- [AIM OF THE EXERCISE] Output every entry exactly as written, but omit the pictures.

begin SUPPLIED DATA

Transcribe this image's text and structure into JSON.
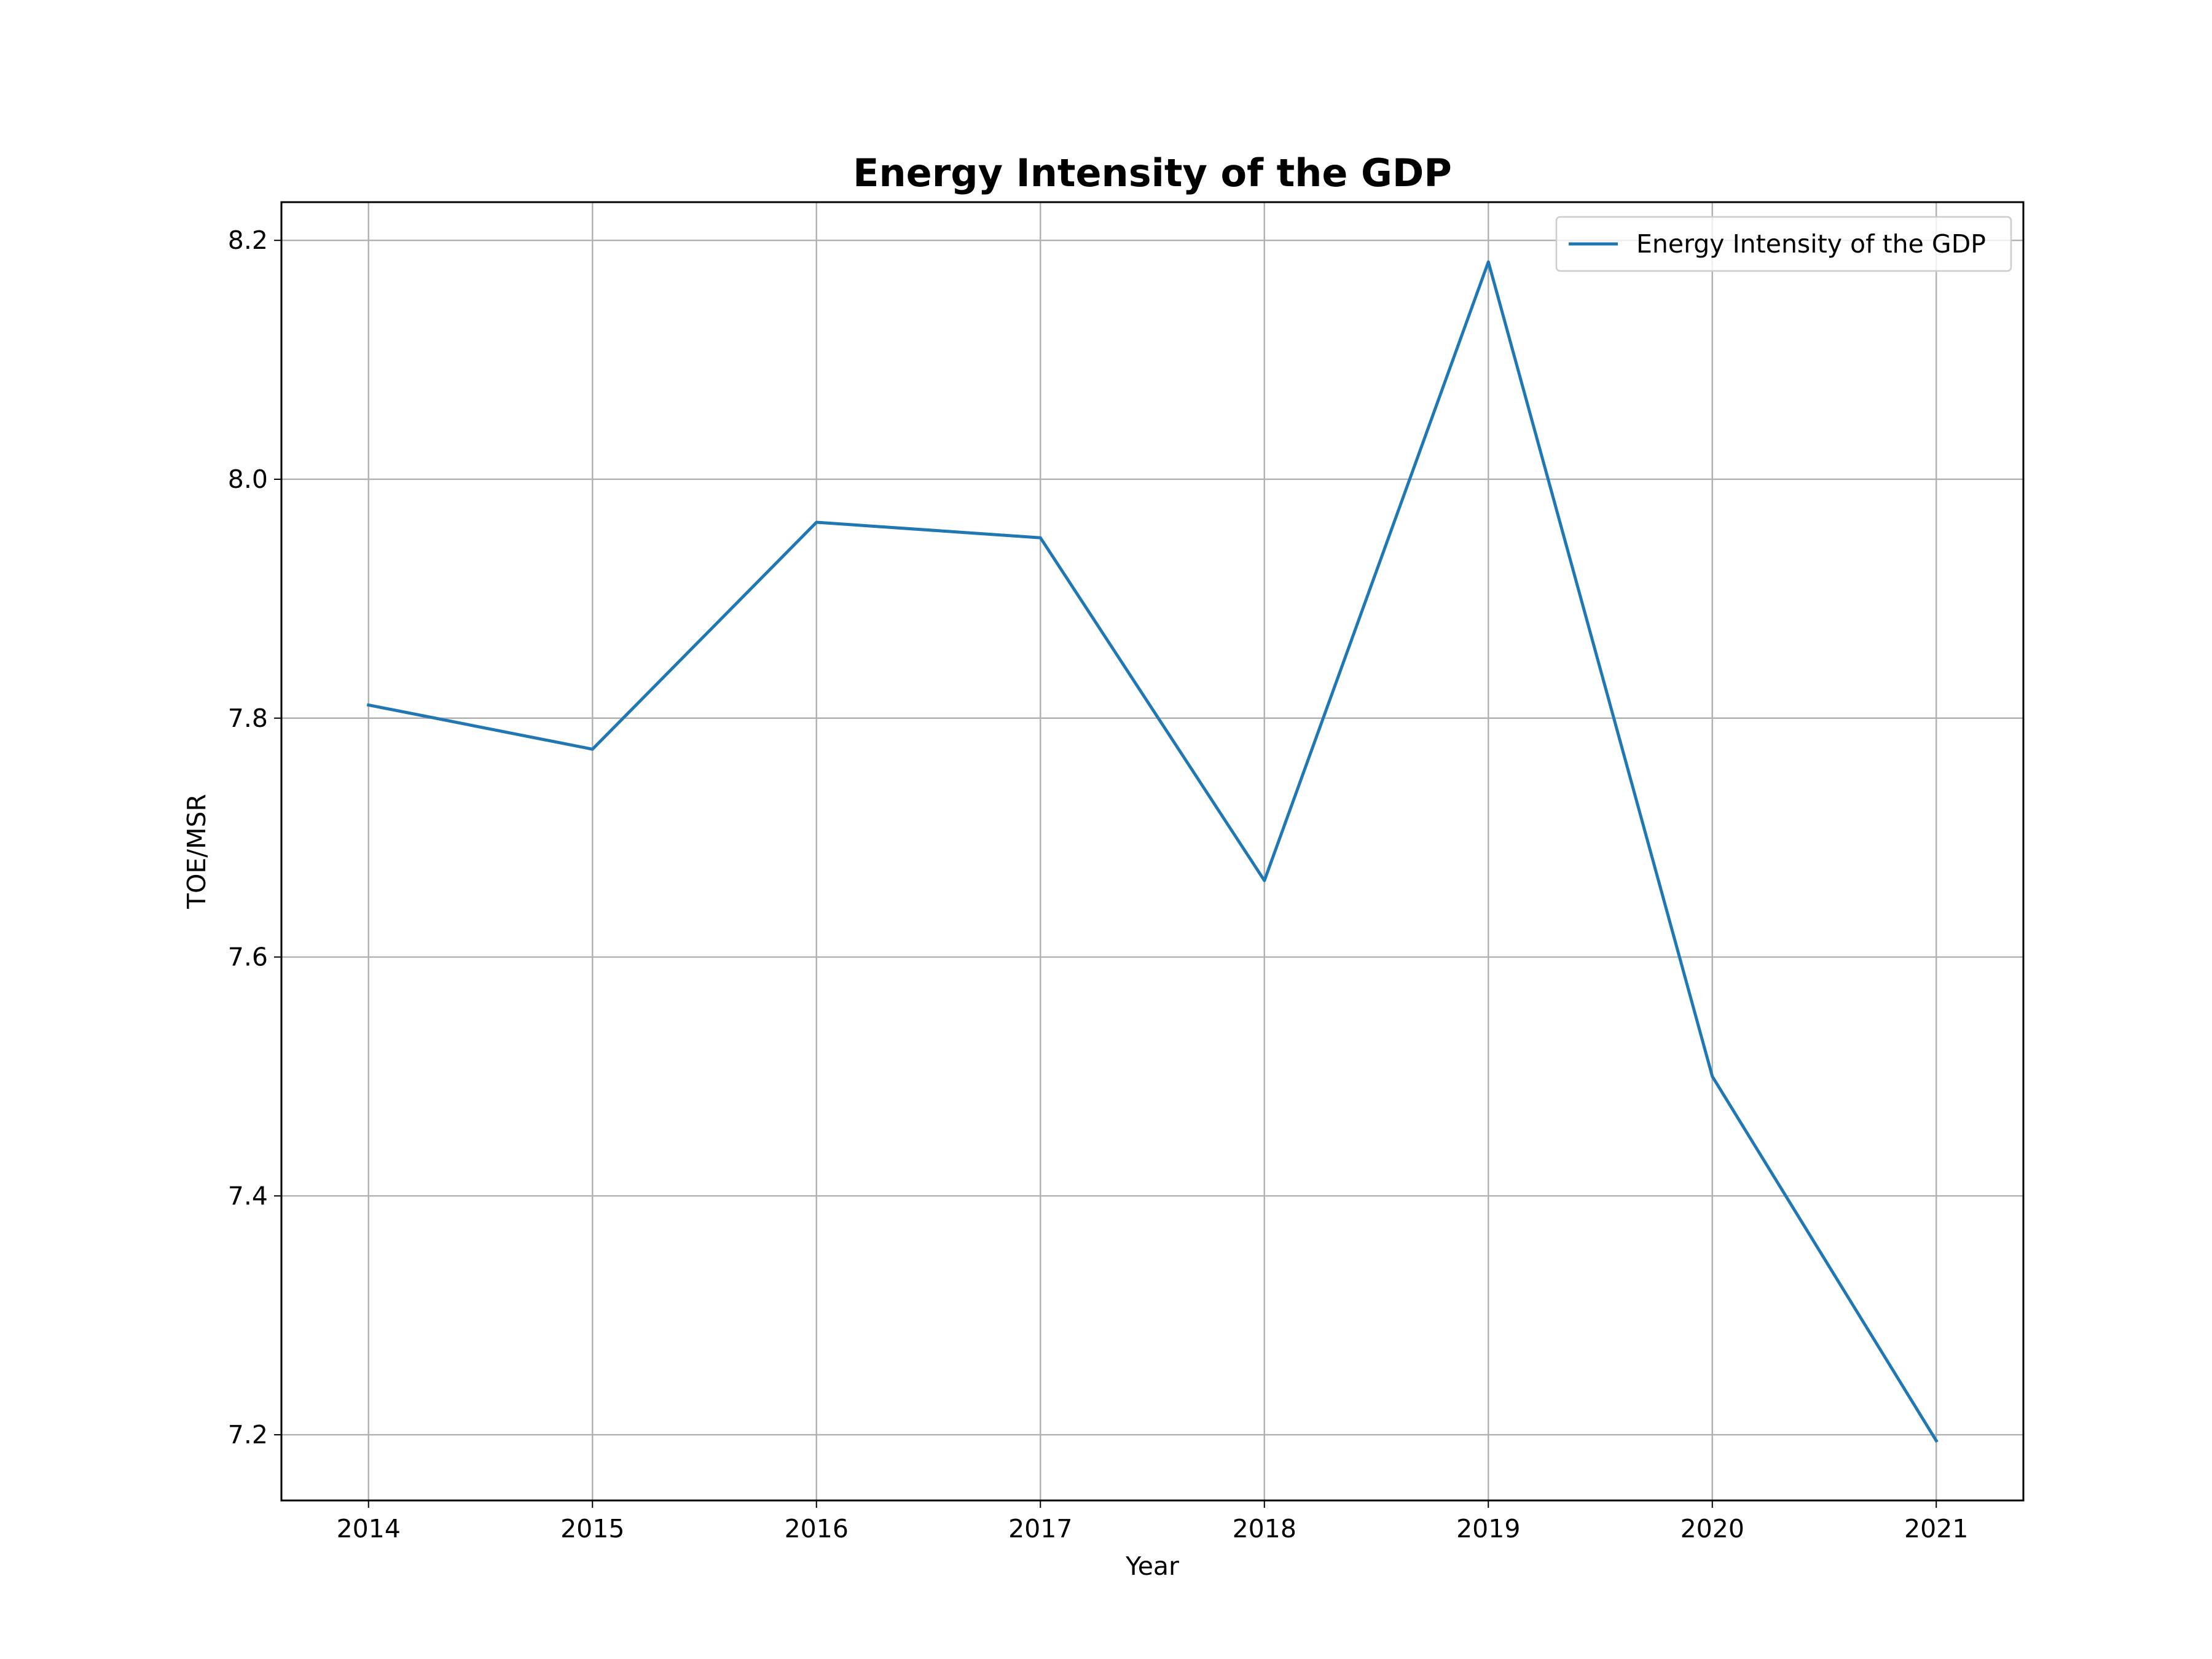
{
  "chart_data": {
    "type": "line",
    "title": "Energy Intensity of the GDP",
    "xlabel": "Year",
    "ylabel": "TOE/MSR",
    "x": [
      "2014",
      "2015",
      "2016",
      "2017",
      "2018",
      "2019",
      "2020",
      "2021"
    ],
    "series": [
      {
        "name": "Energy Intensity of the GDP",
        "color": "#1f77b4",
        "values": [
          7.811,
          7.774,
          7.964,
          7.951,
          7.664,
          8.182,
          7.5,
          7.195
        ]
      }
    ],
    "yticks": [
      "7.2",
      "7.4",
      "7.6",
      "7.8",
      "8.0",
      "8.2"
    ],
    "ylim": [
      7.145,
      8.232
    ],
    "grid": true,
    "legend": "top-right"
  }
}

end SUPPLIED DATA

- [WRITTEN SOLUTION]
Transcribe this image's text and structure into JSON.
{
  "chart_data": {
    "type": "line",
    "title": "Energy Intensity of the GDP",
    "xlabel": "Year",
    "ylabel": "TOE/MSR",
    "x": [
      "2014",
      "2015",
      "2016",
      "2017",
      "2018",
      "2019",
      "2020",
      "2021"
    ],
    "series": [
      {
        "name": "Energy Intensity of the GDP",
        "color": "#1f77b4",
        "values": [
          7.811,
          7.774,
          7.964,
          7.951,
          7.664,
          8.182,
          7.5,
          7.195
        ]
      }
    ],
    "yticks": [
      "7.2",
      "7.4",
      "7.6",
      "7.8",
      "8.0",
      "8.2"
    ],
    "ylim": [
      7.145,
      8.232
    ],
    "grid": true,
    "legend": "top-right"
  }
}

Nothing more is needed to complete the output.